Job 1: Copy the rows below word for word, starting from the first row and ending with the line containing "555, 928, 596]", with that line included.

>> start Provided passage

- Episode no.: Season 1 Episode 17
- Directed by: David Solomon
- Written by: Catherine Butterfield
- Cinematography by: Eliot Rockett
- Editing by: Jacque Toberen
- Production code: 117
- Original air date: April 13, 2012
- Running time: 42 minutes

Guest appearances
- Bree Turner as Rosalee Calvert; Claire Coffee as Adalind Schade; Jessica Tuck as Catherine Schade;

Episode chronology
| ← Previous "The Thing with Feathers" | Next → "Cat and Mouse" |
- Grimm season 1

= Love Sick (Grimm) =

"Love Sick" is the 17th episode of the supernatural drama television series Grimm of season 1, which premiered on April 13, 2012, on NBC. The episode was written by Catherine Butterfield, and was directed by David Solomon.

==Plot==
Opening quote: "Forgive me for the evil I have done you; my mother drove me to it; it was done against my will."

Nick (David Giuntoli) continues studying the key his aunt gave him. He and Juliette (Bitsie Tulloch) go on a double date with Hank (Russell Hornsby). Nick is shocked to discover that Hank's date is Adalind Schade (Claire Coffee), the person who tried to kill Aunt Marie.

>> end Provided passage

Job 2: According to the Grimm episode page, who is Hank's date on the double date?

>> start Raw records

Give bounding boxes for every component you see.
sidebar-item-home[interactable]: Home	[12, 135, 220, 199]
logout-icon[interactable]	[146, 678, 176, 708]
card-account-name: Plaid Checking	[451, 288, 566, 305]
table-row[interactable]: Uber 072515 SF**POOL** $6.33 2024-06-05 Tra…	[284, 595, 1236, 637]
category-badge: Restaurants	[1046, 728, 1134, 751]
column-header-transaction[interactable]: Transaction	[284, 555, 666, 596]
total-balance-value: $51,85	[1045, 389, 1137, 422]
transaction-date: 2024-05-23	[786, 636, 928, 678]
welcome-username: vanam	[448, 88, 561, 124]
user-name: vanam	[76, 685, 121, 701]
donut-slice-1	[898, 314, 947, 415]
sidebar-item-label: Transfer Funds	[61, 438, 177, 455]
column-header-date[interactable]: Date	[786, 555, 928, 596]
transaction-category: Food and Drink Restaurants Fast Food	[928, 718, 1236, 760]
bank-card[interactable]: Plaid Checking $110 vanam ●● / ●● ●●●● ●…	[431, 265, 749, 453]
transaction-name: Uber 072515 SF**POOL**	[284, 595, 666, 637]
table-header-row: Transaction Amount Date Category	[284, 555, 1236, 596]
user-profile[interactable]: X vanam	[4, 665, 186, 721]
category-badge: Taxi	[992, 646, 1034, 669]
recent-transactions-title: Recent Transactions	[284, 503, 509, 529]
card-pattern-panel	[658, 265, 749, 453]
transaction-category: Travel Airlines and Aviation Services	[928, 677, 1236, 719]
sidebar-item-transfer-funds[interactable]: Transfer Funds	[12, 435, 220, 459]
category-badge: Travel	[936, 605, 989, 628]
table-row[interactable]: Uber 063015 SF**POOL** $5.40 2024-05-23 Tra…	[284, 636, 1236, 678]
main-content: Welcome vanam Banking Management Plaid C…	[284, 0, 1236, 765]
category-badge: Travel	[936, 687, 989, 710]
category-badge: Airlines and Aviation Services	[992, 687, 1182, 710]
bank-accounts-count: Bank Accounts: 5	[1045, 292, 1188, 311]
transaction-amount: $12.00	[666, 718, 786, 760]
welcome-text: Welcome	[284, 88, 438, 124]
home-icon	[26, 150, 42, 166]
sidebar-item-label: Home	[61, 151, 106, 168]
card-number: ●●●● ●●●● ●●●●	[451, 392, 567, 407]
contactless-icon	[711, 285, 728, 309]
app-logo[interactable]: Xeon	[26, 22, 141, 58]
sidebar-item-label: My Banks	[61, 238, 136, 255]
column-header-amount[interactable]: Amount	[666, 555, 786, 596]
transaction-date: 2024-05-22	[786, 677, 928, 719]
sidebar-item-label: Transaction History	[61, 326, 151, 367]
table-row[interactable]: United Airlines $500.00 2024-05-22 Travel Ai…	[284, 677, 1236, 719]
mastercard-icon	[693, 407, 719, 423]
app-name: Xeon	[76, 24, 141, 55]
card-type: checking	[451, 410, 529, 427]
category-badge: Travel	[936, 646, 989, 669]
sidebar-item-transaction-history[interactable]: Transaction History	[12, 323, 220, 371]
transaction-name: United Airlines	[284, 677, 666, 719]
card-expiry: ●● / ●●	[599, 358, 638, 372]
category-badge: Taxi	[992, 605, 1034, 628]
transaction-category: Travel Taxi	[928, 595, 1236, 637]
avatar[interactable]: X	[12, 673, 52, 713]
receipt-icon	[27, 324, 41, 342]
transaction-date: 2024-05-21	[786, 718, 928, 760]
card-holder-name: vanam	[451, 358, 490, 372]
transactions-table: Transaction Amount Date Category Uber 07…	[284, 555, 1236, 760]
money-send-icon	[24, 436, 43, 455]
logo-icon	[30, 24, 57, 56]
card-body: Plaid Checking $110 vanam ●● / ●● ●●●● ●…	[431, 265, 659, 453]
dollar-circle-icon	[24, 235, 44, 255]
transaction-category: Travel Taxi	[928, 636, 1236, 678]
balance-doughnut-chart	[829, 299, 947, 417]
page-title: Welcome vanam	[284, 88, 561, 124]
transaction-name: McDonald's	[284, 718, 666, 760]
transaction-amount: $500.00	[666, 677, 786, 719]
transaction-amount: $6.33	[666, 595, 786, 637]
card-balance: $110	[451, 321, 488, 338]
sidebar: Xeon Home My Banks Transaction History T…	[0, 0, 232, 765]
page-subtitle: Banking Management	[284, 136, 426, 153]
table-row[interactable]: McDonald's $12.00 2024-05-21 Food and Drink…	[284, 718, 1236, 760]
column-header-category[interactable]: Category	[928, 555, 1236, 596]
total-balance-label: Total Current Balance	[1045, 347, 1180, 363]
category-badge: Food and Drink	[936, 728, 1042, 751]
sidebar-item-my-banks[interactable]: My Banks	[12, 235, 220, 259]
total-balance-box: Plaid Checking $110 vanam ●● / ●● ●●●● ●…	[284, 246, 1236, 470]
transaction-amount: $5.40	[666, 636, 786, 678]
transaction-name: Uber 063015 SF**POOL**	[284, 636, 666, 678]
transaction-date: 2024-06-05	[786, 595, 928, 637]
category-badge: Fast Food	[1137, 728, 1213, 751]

>> end Raw records

Answer 1:
Give bounding boxes for every component you see.
sidebar-item-home[interactable]: Home	[12, 135, 220, 199]
logout-icon[interactable]	[146, 678, 176, 708]
card-account-name: Plaid Checking	[451, 288, 566, 305]
table-row[interactable]: Uber 072515 SF**POOL** $6.33 2024-06-05 Tra…	[284, 595, 1236, 637]
category-badge: Restaurants	[1046, 728, 1134, 751]
column-header-transaction[interactable]: Transaction	[284, 555, 666, 596]
total-balance-value: $51,85	[1045, 389, 1137, 422]
transaction-date: 2024-05-23	[786, 636, 928, 678]
welcome-username: vanam	[448, 88, 561, 124]
user-name: vanam	[76, 685, 121, 701]
donut-slice-1	[898, 314, 947, 415]
sidebar-item-label: Transfer Funds	[61, 438, 177, 455]
column-header-date[interactable]: Date	[786, 555, 928, 596]

Answer 2: Adalind Schade